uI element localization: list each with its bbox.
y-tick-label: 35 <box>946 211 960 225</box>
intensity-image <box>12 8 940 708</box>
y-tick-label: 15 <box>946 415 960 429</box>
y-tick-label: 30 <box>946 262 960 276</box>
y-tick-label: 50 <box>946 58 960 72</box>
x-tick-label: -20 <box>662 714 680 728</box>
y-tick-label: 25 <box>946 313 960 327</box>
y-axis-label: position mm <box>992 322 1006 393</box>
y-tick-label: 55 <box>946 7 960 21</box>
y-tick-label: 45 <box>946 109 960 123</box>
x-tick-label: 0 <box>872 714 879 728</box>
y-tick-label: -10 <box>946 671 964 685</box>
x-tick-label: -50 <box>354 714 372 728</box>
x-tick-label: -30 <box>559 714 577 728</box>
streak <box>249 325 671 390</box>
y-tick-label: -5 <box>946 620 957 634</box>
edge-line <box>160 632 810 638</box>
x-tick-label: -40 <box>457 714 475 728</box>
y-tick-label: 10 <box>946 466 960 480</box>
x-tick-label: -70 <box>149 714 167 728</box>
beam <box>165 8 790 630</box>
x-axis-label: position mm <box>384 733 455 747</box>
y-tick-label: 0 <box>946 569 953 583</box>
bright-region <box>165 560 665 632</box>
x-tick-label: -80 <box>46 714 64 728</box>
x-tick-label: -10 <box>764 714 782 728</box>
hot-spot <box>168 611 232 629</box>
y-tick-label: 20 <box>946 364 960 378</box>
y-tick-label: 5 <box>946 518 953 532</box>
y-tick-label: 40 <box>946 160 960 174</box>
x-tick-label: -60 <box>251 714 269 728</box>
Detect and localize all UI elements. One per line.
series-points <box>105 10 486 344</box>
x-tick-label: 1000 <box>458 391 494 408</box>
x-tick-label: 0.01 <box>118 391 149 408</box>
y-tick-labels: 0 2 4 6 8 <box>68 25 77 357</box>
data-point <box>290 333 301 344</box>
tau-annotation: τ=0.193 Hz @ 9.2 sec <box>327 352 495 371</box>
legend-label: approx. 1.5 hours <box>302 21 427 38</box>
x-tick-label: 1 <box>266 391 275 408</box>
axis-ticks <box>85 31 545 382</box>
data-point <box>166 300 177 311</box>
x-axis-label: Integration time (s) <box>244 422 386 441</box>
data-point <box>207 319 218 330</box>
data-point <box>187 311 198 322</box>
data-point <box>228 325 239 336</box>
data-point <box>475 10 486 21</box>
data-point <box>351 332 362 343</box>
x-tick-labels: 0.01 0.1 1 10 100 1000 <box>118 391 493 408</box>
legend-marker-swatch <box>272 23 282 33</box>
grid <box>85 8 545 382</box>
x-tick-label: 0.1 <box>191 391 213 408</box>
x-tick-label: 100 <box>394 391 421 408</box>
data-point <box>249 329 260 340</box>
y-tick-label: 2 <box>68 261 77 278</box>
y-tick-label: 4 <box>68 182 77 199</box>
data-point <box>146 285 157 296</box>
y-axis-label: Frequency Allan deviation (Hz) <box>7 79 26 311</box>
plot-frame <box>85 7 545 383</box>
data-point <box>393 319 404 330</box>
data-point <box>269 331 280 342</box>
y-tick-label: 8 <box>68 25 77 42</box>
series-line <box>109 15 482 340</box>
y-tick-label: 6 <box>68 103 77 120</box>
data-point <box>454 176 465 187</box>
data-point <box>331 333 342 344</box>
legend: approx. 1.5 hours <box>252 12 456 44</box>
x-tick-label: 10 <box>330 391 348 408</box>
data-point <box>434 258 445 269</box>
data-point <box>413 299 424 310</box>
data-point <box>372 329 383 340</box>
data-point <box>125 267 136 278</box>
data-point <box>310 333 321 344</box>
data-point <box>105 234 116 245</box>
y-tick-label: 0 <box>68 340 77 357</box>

____

▸ **EXERCISE**
Rewrite the data above as a numbered list, from its first line through the line containing "y-tick-label: 45 <box>946 109 960 123</box>", with both ends included and any blank lines left out.

▸ **RESPONSE FOR THIS EXERCISE**
1. uI element localization: list each with its bbox.
2. y-tick-label: 35 <box>946 211 960 225</box>
3. intensity-image <box>12 8 940 708</box>
4. y-tick-label: 15 <box>946 415 960 429</box>
5. y-tick-label: 30 <box>946 262 960 276</box>
6. y-tick-label: 50 <box>946 58 960 72</box>
7. x-tick-label: -20 <box>662 714 680 728</box>
8. y-tick-label: 25 <box>946 313 960 327</box>
9. y-axis-label: position mm <box>992 322 1006 393</box>
10. y-tick-label: 55 <box>946 7 960 21</box>
11. y-tick-label: 45 <box>946 109 960 123</box>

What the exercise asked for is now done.